§ **Job**
All records below must be retyped exactly.

§ **Extracted material**

* * *

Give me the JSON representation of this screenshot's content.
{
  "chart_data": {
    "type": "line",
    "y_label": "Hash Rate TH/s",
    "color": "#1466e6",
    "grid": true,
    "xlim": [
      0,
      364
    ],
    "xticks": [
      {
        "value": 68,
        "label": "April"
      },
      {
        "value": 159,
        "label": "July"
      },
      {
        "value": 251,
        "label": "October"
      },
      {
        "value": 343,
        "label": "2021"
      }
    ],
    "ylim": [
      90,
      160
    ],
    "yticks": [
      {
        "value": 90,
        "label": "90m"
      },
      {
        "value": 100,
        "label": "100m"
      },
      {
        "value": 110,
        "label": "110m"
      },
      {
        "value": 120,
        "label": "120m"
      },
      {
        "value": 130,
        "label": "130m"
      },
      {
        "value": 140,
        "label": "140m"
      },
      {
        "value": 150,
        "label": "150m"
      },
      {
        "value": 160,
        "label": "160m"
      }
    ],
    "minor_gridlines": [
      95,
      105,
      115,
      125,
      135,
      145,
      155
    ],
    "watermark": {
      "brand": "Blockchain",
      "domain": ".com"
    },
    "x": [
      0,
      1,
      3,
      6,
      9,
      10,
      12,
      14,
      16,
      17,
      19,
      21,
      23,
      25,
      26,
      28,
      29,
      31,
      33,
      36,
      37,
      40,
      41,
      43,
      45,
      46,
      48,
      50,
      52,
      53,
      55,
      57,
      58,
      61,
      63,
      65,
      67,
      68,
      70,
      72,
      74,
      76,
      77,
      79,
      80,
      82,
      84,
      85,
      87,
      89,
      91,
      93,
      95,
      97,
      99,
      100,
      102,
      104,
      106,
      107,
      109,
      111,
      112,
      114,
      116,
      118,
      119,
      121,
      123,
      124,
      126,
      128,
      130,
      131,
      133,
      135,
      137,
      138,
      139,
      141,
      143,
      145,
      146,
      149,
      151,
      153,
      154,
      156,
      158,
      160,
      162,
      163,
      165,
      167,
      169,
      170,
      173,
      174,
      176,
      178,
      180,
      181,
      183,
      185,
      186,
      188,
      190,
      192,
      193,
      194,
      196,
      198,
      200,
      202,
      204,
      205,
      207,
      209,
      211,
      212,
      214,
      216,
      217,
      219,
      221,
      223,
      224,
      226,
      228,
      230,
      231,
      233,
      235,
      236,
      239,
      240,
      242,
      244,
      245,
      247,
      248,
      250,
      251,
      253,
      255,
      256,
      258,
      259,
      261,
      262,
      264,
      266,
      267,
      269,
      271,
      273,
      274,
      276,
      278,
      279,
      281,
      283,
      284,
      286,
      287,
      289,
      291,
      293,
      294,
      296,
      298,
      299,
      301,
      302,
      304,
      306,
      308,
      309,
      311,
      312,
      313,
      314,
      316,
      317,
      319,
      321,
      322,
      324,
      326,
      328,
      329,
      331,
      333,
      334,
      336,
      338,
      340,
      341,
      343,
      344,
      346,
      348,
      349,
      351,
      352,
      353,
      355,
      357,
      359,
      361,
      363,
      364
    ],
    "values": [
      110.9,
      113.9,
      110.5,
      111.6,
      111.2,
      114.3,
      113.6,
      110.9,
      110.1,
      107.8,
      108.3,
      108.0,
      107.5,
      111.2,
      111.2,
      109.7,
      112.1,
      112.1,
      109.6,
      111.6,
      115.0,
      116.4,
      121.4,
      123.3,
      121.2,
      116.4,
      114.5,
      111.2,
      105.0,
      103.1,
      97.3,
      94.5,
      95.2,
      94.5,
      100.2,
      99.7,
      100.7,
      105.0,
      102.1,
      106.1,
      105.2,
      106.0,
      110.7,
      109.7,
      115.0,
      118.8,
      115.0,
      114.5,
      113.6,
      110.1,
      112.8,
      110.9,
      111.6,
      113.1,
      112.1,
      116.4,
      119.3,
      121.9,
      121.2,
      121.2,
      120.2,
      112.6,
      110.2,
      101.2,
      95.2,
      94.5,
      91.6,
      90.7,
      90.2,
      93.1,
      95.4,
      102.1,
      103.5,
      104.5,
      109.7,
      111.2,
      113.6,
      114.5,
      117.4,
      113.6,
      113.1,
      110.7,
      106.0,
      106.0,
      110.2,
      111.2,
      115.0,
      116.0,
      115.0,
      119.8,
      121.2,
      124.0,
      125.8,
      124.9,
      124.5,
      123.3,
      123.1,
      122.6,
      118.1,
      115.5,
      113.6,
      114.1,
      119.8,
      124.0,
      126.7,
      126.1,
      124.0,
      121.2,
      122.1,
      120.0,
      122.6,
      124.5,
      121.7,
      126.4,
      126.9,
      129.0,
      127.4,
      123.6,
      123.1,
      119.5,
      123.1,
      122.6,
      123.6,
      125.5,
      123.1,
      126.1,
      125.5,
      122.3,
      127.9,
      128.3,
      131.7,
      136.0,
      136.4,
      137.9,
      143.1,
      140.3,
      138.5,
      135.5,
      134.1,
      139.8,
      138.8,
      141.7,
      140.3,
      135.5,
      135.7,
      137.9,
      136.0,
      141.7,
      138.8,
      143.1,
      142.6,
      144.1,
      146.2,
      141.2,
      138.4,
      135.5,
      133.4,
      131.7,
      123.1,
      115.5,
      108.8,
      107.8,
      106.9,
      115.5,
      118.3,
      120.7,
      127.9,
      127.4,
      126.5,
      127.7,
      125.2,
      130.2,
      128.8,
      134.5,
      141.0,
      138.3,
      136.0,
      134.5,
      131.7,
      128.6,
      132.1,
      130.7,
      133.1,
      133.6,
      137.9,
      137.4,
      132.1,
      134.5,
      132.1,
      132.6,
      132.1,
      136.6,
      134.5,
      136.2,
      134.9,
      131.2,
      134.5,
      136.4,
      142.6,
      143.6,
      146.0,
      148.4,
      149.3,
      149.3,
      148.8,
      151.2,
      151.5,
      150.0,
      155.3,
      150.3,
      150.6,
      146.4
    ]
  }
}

* * *

§ **Written reply**
Give me the JSON representation of this screenshot's content.
{
  "chart_data": {
    "type": "line",
    "y_label": "Hash Rate TH/s",
    "color": "#1466e6",
    "grid": true,
    "xlim": [
      0,
      364
    ],
    "xticks": [
      {
        "value": 68,
        "label": "April"
      },
      {
        "value": 159,
        "label": "July"
      },
      {
        "value": 251,
        "label": "October"
      },
      {
        "value": 343,
        "label": "2021"
      }
    ],
    "ylim": [
      90,
      160
    ],
    "yticks": [
      {
        "value": 90,
        "label": "90m"
      },
      {
        "value": 100,
        "label": "100m"
      },
      {
        "value": 110,
        "label": "110m"
      },
      {
        "value": 120,
        "label": "120m"
      },
      {
        "value": 130,
        "label": "130m"
      },
      {
        "value": 140,
        "label": "140m"
      },
      {
        "value": 150,
        "label": "150m"
      },
      {
        "value": 160,
        "label": "160m"
      }
    ],
    "minor_gridlines": [
      95,
      105,
      115,
      125,
      135,
      145,
      155
    ],
    "watermark": {
      "brand": "Blockchain",
      "domain": ".com"
    },
    "x": [
      0,
      1,
      3,
      6,
      9,
      10,
      12,
      14,
      16,
      17,
      19,
      21,
      23,
      25,
      26,
      28,
      29,
      31,
      33,
      36,
      37,
      40,
      41,
      43,
      45,
      46,
      48,
      50,
      52,
      53,
      55,
      57,
      58,
      61,
      63,
      65,
      67,
      68,
      70,
      72,
      74,
      76,
      77,
      79,
      80,
      82,
      84,
      85,
      87,
      89,
      91,
      93,
      95,
      97,
      99,
      100,
      102,
      104,
      106,
      107,
      109,
      111,
      112,
      114,
      116,
      118,
      119,
      121,
      123,
      124,
      126,
      128,
      130,
      131,
      133,
      135,
      137,
      138,
      139,
      141,
      143,
      145,
      146,
      149,
      151,
      153,
      154,
      156,
      158,
      160,
      162,
      163,
      165,
      167,
      169,
      170,
      173,
      174,
      176,
      178,
      180,
      181,
      183,
      185,
      186,
      188,
      190,
      192,
      193,
      194,
      196,
      198,
      200,
      202,
      204,
      205,
      207,
      209,
      211,
      212,
      214,
      216,
      217,
      219,
      221,
      223,
      224,
      226,
      228,
      230,
      231,
      233,
      235,
      236,
      239,
      240,
      242,
      244,
      245,
      247,
      248,
      250,
      251,
      253,
      255,
      256,
      258,
      259,
      261,
      262,
      264,
      266,
      267,
      269,
      271,
      273,
      274,
      276,
      278,
      279,
      281,
      283,
      284,
      286,
      287,
      289,
      291,
      293,
      294,
      296,
      298,
      299,
      301,
      302,
      304,
      306,
      308,
      309,
      311,
      312,
      313,
      314,
      316,
      317,
      319,
      321,
      322,
      324,
      326,
      328,
      329,
      331,
      333,
      334,
      336,
      338,
      340,
      341,
      343,
      344,
      346,
      348,
      349,
      351,
      352,
      353,
      355,
      357,
      359,
      361,
      363,
      364
    ],
    "values": [
      110.9,
      113.9,
      110.5,
      111.6,
      111.2,
      114.3,
      113.6,
      110.9,
      110.1,
      107.8,
      108.3,
      108.0,
      107.5,
      111.2,
      111.2,
      109.7,
      112.1,
      112.1,
      109.6,
      111.6,
      115.0,
      116.4,
      121.4,
      123.3,
      121.2,
      116.4,
      114.5,
      111.2,
      105.0,
      103.1,
      97.3,
      94.5,
      95.2,
      94.5,
      100.2,
      99.7,
      100.7,
      105.0,
      102.1,
      106.1,
      105.2,
      106.0,
      110.7,
      109.7,
      115.0,
      118.8,
      115.0,
      114.5,
      113.6,
      110.1,
      112.8,
      110.9,
      111.6,
      113.1,
      112.1,
      116.4,
      119.3,
      121.9,
      121.2,
      121.2,
      120.2,
      112.6,
      110.2,
      101.2,
      95.2,
      94.5,
      91.6,
      90.7,
      90.2,
      93.1,
      95.4,
      102.1,
      103.5,
      104.5,
      109.7,
      111.2,
      113.6,
      114.5,
      117.4,
      113.6,
      113.1,
      110.7,
      106.0,
      106.0,
      110.2,
      111.2,
      115.0,
      116.0,
      115.0,
      119.8,
      121.2,
      124.0,
      125.8,
      124.9,
      124.5,
      123.3,
      123.1,
      122.6,
      118.1,
      115.5,
      113.6,
      114.1,
      119.8,
      124.0,
      126.7,
      126.1,
      124.0,
      121.2,
      122.1,
      120.0,
      122.6,
      124.5,
      121.7,
      126.4,
      126.9,
      129.0,
      127.4,
      123.6,
      123.1,
      119.5,
      123.1,
      122.6,
      123.6,
      125.5,
      123.1,
      126.1,
      125.5,
      122.3,
      127.9,
      128.3,
      131.7,
      136.0,
      136.4,
      137.9,
      143.1,
      140.3,
      138.5,
      135.5,
      134.1,
      139.8,
      138.8,
      141.7,
      140.3,
      135.5,
      135.7,
      137.9,
      136.0,
      141.7,
      138.8,
      143.1,
      142.6,
      144.1,
      146.2,
      141.2,
      138.4,
      135.5,
      133.4,
      131.7,
      123.1,
      115.5,
      108.8,
      107.8,
      106.9,
      115.5,
      118.3,
      120.7,
      127.9,
      127.4,
      126.5,
      127.7,
      125.2,
      130.2,
      128.8,
      134.5,
      141.0,
      138.3,
      136.0,
      134.5,
      131.7,
      128.6,
      132.1,
      130.7,
      133.1,
      133.6,
      137.9,
      137.4,
      132.1,
      134.5,
      132.1,
      132.6,
      132.1,
      136.6,
      134.5,
      136.2,
      134.9,
      131.2,
      134.5,
      136.4,
      142.6,
      143.6,
      146.0,
      148.4,
      149.3,
      149.3,
      148.8,
      151.2,
      151.5,
      150.0,
      155.3,
      150.3,
      150.6,
      146.4
    ]
  }
}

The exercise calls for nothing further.